→ **STATED TASK**:
Can you copy the material below word for word, leaving out the picture?

→ **DATA TO USE**:

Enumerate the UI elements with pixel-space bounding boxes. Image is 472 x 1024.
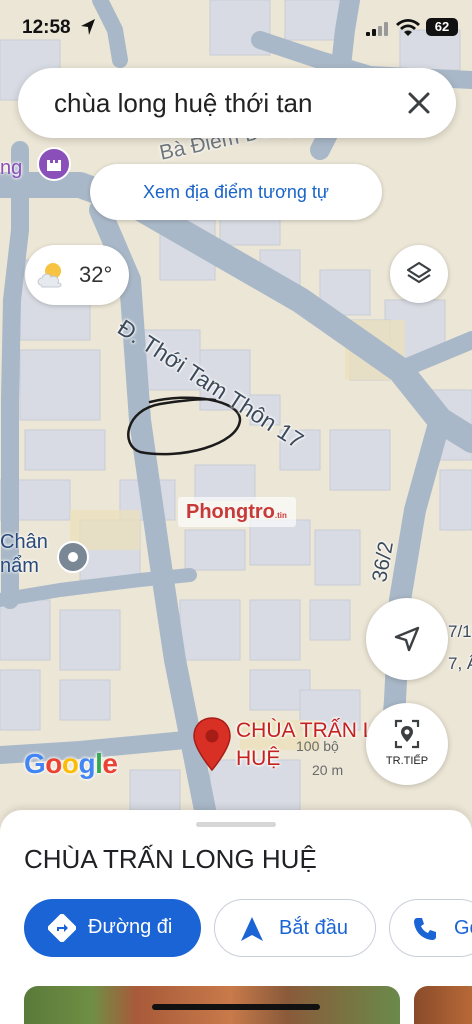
my-location-button[interactable] bbox=[366, 598, 448, 680]
castle-icon[interactable] bbox=[36, 146, 72, 182]
place-photo[interactable] bbox=[414, 986, 472, 1024]
navigation-start-icon bbox=[241, 917, 263, 941]
search-input[interactable]: chùa long huệ thới tan bbox=[54, 88, 354, 119]
cell-signal-icon bbox=[366, 22, 388, 36]
poi-left-line2: nẩm bbox=[0, 555, 39, 577]
poi-left-line1: Chân bbox=[0, 531, 48, 553]
sheet-handle[interactable] bbox=[196, 822, 276, 827]
directions-label: Đường đi bbox=[88, 916, 173, 938]
street-view-button[interactable]: TR.TIẾP bbox=[366, 703, 448, 785]
weather-temperature: 32° bbox=[79, 262, 113, 287]
scale-imperial: 100 bộ bbox=[296, 738, 339, 754]
scale-metric: 20 m bbox=[312, 762, 344, 778]
weather-chip[interactable]: 32° bbox=[25, 245, 129, 305]
google-logo-letter: o bbox=[45, 748, 62, 779]
location-arrow-icon bbox=[81, 19, 95, 35]
poi-top-left-label: ng bbox=[0, 157, 23, 179]
watermark-brand: Phongtro bbox=[186, 501, 275, 523]
start-button[interactable]: Bắt đầu bbox=[214, 899, 376, 957]
layers-button[interactable] bbox=[390, 245, 448, 303]
partly-cloudy-icon bbox=[37, 263, 62, 288]
navigation-arrow-icon bbox=[394, 626, 420, 652]
google-logo-letter: g bbox=[78, 748, 96, 779]
call-label: Gọi bbox=[454, 917, 472, 939]
place-pin-icon[interactable] bbox=[192, 716, 232, 772]
start-label: Bắt đầu bbox=[279, 917, 348, 939]
place-sheet[interactable]: CHÙA TRẤN LONG HUỆ Đường đi Bắt đầu Gọi bbox=[0, 810, 472, 1024]
google-logo-letter: o bbox=[61, 748, 79, 779]
wifi-icon bbox=[396, 19, 420, 36]
status-time: 12:58 bbox=[22, 17, 71, 38]
google-logo-letter: e bbox=[102, 748, 118, 779]
home-indicator[interactable] bbox=[152, 1004, 320, 1010]
poi-left-label: Chân nẩm bbox=[0, 530, 48, 578]
road-label-side: 7/1X bbox=[448, 622, 472, 641]
google-logo-letter: G bbox=[24, 748, 46, 779]
directions-icon bbox=[48, 914, 76, 942]
similar-places-chip[interactable]: Xem địa điểm tương tự bbox=[90, 164, 382, 220]
layers-icon bbox=[406, 261, 432, 284]
street-view-icon bbox=[394, 719, 420, 749]
status-bar: 12:58 62 bbox=[0, 0, 472, 58]
search-bar[interactable]: chùa long huệ thới tan bbox=[18, 68, 456, 138]
directions-button[interactable]: Đường đi bbox=[24, 899, 201, 957]
phone-icon bbox=[414, 918, 436, 940]
place-title: CHÙA TRẤN LONG HUỆ bbox=[24, 844, 317, 874]
close-icon[interactable] bbox=[404, 88, 434, 118]
call-button[interactable]: Gọi bbox=[389, 899, 472, 957]
battery-icon: 62 bbox=[426, 18, 458, 36]
google-logo: Google bbox=[24, 748, 118, 780]
watermark-suffix: .tin bbox=[274, 511, 287, 520]
road-label-side2: 7, Ấ bbox=[448, 654, 472, 673]
street-view-label: TR.TIẾP bbox=[385, 755, 429, 767]
poi-marker-icon[interactable] bbox=[56, 540, 90, 574]
phongtro-watermark: Phongtro.tin bbox=[178, 497, 296, 527]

→ **RESPONSE BELOW**:
Enumerate the UI elements with pixel-space bounding boxes. Image is 472 x 1024.
my-location-button[interactable] bbox=[366, 598, 448, 680]
castle-icon[interactable] bbox=[36, 146, 72, 182]
place-photo[interactable] bbox=[414, 986, 472, 1024]
navigation-start-icon bbox=[241, 917, 263, 941]
search-input[interactable]: chùa long huệ thới tan bbox=[54, 88, 354, 119]
cell-signal-icon bbox=[366, 22, 388, 36]
poi-left-line2: nẩm bbox=[0, 555, 39, 577]
poi-left-line1: Chân bbox=[0, 531, 48, 553]
sheet-handle[interactable] bbox=[196, 822, 276, 827]
directions-label: Đường đi bbox=[88, 916, 173, 938]
street-view-button[interactable]: TR.TIẾP bbox=[366, 703, 448, 785]
weather-temperature: 32° bbox=[79, 262, 113, 287]
scale-imperial: 100 bộ bbox=[296, 738, 339, 754]
scale-metric: 20 m bbox=[312, 762, 344, 778]
weather-chip[interactable]: 32° bbox=[25, 245, 129, 305]
google-logo-letter: o bbox=[45, 748, 62, 779]
location-arrow-icon bbox=[81, 19, 95, 35]
poi-top-left-label: ng bbox=[0, 157, 23, 179]
watermark-brand: Phongtro bbox=[186, 501, 275, 523]
start-button[interactable]: Bắt đầu bbox=[214, 899, 376, 957]
layers-button[interactable] bbox=[390, 245, 448, 303]
partly-cloudy-icon bbox=[37, 263, 62, 288]
navigation-arrow-icon bbox=[394, 626, 420, 652]
google-logo-letter: g bbox=[78, 748, 96, 779]
call-label: Gọi bbox=[454, 917, 472, 939]
place-pin-icon[interactable] bbox=[192, 716, 232, 772]
start-label: Bắt đầu bbox=[279, 917, 348, 939]
place-sheet[interactable]: CHÙA TRẤN LONG HUỆ Đường đi Bắt đầu Gọi bbox=[0, 810, 472, 1024]
google-logo-letter: o bbox=[61, 748, 79, 779]
wifi-icon bbox=[396, 19, 420, 36]
status-time: 12:58 bbox=[22, 17, 71, 38]
google-logo-letter: e bbox=[102, 748, 118, 779]
home-indicator[interactable] bbox=[152, 1004, 320, 1010]
poi-left-label: Chân nẩm bbox=[0, 530, 48, 578]
road-label-side: 7/1X bbox=[448, 622, 472, 641]
google-logo-letter: G bbox=[24, 748, 46, 779]
directions-icon bbox=[48, 914, 76, 942]
similar-places-chip[interactable]: Xem địa điểm tương tự bbox=[90, 164, 382, 220]
layers-icon bbox=[406, 261, 432, 284]
street-view-icon bbox=[394, 719, 420, 749]
status-bar: 12:58 62 bbox=[0, 0, 472, 58]
search-bar[interactable]: chùa long huệ thới tan bbox=[18, 68, 456, 138]
directions-button[interactable]: Đường đi bbox=[24, 899, 201, 957]
phone-icon bbox=[414, 918, 436, 940]
place-title: CHÙA TRẤN LONG HUỆ bbox=[24, 844, 317, 874]
close-icon[interactable] bbox=[404, 88, 434, 118]
call-button[interactable]: Gọi bbox=[389, 899, 472, 957]
battery-icon: 62 bbox=[426, 18, 458, 36]
google-logo: Google bbox=[24, 748, 118, 780]
watermark-suffix: .tin bbox=[274, 511, 287, 520]
road-label-side2: 7, Ấ bbox=[448, 654, 472, 673]
street-view-label: TR.TIẾP bbox=[385, 755, 429, 767]
poi-marker-icon[interactable] bbox=[56, 540, 90, 574]
phongtro-watermark: Phongtro.tin bbox=[178, 497, 296, 527]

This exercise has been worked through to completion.